J’ai l’impression d’ailleurs que la psychanalyse n’a précisément pas de terrain : c’est-à-dire qu’elle se joue dans cet entre-deux, entre une psychanalyse qui rate et une qui réussit. J’ai l’impression que c’est sur les brisés de la première que la seconde réussit, qu’on mène toujours un peu les deux en même temps. Je dis ça car j’ai des griefs contre moi qui n’arrive pas à rejoindre « le terrain », et je comprends bien que je ne fais que le reporter sur la psychanalyse quand je lui en veux de m’entretenir dans ce processus réflexif névrotique (Est-ce que la psychanalyse ne casse pas l’homme comme Freud le fait à la fin de totem et tabou entre sauvage impulsif et névrosé velléitaire ? il faudrait advenir dans ce lieu déserté et réinvestit alors).
Toujours sur cette question de l’absence de terrain prédéterminé de l’analyse : je suis en train de lire également « le manteau de Spinoza ». Ce livre semble une attaque en règle de la psychanalyse de Milner comme psychanalyse bourgeoise, qui cherche un contrôle policier pour préserver les acquis à quoi l’on oppose le penseur ouvrier, qui change de meublé, Spinoza. J’ai l’impression que cette opposition Milner/Spinoza est un peu ce que met en scène la confrontation de la série « en thérapie », mais de manière moins brutale (moins à charge). Je repense aussi à ce que Stiegler disait à Lordon (indirectement via sa discussion avec Aude Lancelin je crois) : parler du désir à travers Spinoza sans tenir compte des acquis de la psychanalyse ce n’est pas sérieux. Ainsi, le terrain, le réel, c’est peut-être ce qui est dans l’entre deux de ces deux thérapies imaginaires (la bonne et la mauvaise).

┄┄┄┄┄┄┄┄┄┄┄┄┄┄┄┄┄┄┄┄

CONSIGNE — Dans le texte sur la psychanalyse, réécrivez le passage qui va de « Toujours sur cette » à « et la mauvaise). » en remplaçant « bourgeoise » par « conservatrice ».

DONNÉES FOURNIES —
┄┄┄┄┄┄┄┄┄┄┄┄┄┄┄┄┄┄┄┄

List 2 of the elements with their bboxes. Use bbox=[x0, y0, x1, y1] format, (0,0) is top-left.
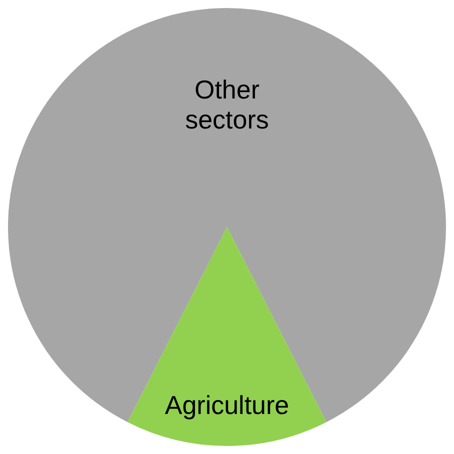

┄┄┄┄┄┄┄┄┄┄┄┄┄┄┄┄┄┄┄┄

CORRIGÉ —
Toujours sur cette question de l’absence de terrain prédéterminé de l’analyse : je suis en train de lire également « le manteau de Spinoza ». Ce livre semble une attaque en règle de la psychanalyse de Milner comme psychanalyse conservatrice, qui cherche un contrôle policier pour préserver les acquis à quoi l’on oppose le penseur ouvrier, qui change de meublé, Spinoza. J’ai l’impression que cette opposition Milner/Spinoza est un peu ce que met en scène la confrontation de la série « en thérapie », mais de manière moins brutale (moins à charge). Je repense aussi à ce que Stiegler disait à Lordon (indirectement via sa discussion avec Aude Lancelin je crois) : parler du désir à travers Spinoza sans tenir compte des acquis de la psychanalyse ce n’est pas sérieux. Ainsi, le terrain, le réel, c’est peut-être ce qui est dans l’entre deux de ces deux thérapies imaginaires (la bonne et la mauvaise).